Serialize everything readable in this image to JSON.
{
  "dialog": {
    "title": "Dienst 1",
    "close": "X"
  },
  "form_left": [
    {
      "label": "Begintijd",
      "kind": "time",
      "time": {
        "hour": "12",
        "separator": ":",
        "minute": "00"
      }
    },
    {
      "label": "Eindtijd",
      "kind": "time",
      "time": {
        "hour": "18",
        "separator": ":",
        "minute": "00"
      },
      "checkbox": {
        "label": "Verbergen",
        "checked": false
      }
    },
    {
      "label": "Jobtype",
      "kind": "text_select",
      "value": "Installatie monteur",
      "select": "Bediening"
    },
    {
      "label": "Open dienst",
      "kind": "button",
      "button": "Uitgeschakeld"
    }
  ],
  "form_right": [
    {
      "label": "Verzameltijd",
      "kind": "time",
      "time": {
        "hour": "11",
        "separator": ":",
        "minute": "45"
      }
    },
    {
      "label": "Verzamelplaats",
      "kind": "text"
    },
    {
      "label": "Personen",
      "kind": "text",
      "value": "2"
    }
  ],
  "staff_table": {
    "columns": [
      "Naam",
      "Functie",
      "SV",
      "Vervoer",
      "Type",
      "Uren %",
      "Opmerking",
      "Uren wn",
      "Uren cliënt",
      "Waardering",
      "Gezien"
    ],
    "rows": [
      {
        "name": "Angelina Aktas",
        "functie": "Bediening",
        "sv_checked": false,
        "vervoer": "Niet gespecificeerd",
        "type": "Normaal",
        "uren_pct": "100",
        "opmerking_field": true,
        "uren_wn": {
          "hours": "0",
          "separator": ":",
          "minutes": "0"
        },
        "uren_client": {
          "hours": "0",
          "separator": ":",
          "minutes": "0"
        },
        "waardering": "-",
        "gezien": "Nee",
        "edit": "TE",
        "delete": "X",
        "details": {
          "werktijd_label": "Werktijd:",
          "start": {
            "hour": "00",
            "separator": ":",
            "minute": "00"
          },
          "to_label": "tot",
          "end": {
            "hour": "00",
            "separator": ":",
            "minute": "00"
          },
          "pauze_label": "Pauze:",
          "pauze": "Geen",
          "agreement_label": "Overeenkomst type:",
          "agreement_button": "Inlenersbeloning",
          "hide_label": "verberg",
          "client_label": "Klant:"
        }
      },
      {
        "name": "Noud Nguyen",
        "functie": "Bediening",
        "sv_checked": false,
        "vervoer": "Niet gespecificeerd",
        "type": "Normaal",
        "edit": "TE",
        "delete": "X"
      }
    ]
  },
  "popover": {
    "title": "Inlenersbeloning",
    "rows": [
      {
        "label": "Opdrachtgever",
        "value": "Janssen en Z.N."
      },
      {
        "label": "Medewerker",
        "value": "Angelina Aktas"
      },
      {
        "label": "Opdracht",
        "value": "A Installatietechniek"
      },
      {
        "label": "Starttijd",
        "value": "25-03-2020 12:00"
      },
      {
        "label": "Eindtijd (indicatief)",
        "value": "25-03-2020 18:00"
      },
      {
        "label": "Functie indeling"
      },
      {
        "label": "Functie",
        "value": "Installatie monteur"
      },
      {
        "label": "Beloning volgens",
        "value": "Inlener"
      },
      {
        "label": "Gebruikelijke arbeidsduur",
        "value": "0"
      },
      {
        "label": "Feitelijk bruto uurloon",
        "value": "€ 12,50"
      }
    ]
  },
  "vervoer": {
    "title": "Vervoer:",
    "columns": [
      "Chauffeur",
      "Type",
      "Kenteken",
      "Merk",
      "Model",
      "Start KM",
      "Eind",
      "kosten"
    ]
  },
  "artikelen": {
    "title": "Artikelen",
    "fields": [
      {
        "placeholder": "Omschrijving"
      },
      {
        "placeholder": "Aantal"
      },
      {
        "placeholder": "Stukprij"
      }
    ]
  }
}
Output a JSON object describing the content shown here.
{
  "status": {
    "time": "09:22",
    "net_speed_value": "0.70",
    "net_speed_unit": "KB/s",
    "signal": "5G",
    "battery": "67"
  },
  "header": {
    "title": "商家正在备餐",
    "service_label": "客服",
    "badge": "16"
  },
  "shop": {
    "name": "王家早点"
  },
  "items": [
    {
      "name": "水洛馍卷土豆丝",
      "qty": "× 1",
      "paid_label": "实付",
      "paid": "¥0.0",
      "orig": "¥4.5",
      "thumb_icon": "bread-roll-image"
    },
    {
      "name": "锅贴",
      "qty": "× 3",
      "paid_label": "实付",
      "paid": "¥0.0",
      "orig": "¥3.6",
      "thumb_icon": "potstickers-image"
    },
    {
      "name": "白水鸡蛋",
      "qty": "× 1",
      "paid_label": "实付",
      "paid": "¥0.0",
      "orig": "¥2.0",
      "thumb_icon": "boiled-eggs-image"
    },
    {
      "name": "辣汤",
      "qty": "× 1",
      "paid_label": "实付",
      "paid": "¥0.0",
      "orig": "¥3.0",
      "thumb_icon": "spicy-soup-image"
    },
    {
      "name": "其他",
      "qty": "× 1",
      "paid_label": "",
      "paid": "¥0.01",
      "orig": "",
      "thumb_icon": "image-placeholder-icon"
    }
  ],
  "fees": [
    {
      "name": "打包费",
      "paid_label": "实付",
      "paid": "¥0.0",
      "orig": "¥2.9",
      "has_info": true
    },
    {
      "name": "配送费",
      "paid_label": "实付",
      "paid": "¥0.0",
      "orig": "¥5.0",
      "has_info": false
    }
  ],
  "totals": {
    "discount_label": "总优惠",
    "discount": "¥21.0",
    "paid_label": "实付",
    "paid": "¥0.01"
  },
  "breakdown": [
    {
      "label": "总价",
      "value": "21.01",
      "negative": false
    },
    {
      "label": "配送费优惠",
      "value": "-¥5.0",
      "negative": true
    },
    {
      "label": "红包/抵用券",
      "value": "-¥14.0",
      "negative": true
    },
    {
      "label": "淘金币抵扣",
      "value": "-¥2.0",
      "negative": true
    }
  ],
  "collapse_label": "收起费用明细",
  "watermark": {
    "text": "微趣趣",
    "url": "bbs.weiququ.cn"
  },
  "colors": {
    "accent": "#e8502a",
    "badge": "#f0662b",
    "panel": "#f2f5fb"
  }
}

----

## Aim:
Report the number of lines above containing the word "placeholder", with no other text.

## Problem solution:
4